Data items:

■ ■ ■

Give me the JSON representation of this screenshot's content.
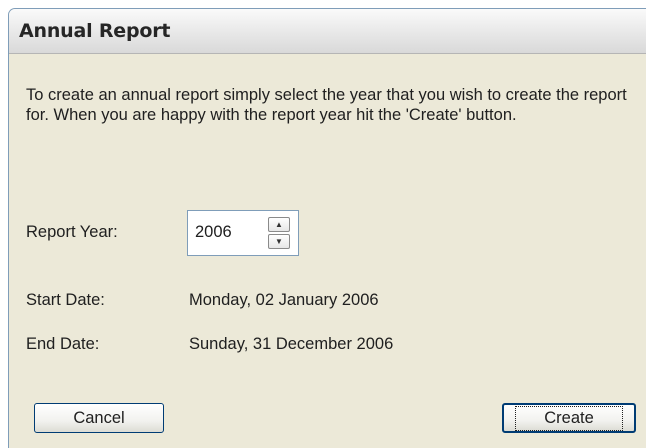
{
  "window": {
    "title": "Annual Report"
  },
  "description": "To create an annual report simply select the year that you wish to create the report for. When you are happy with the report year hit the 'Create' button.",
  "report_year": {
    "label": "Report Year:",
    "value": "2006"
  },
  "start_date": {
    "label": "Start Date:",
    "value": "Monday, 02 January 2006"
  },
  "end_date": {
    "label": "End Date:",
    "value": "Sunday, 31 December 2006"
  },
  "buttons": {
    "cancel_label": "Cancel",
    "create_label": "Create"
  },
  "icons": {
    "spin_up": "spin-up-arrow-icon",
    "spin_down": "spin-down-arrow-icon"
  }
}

■ ■ ■

Short exercise »
Every line should be retyped exactly, with the pictures omitted.

Output below »
Give me the JSON representation of this screenshot's content.
{
  "window": {
    "title": "Annual Report"
  },
  "description": "To create an annual report simply select the year that you wish to create the report for. When you are happy with the report year hit the 'Create' button.",
  "report_year": {
    "label": "Report Year:",
    "value": "2006"
  },
  "start_date": {
    "label": "Start Date:",
    "value": "Monday, 02 January 2006"
  },
  "end_date": {
    "label": "End Date:",
    "value": "Sunday, 31 December 2006"
  },
  "buttons": {
    "cancel_label": "Cancel",
    "create_label": "Create"
  },
  "icons": {
    "spin_up": "spin-up-arrow-icon",
    "spin_down": "spin-down-arrow-icon"
  }
}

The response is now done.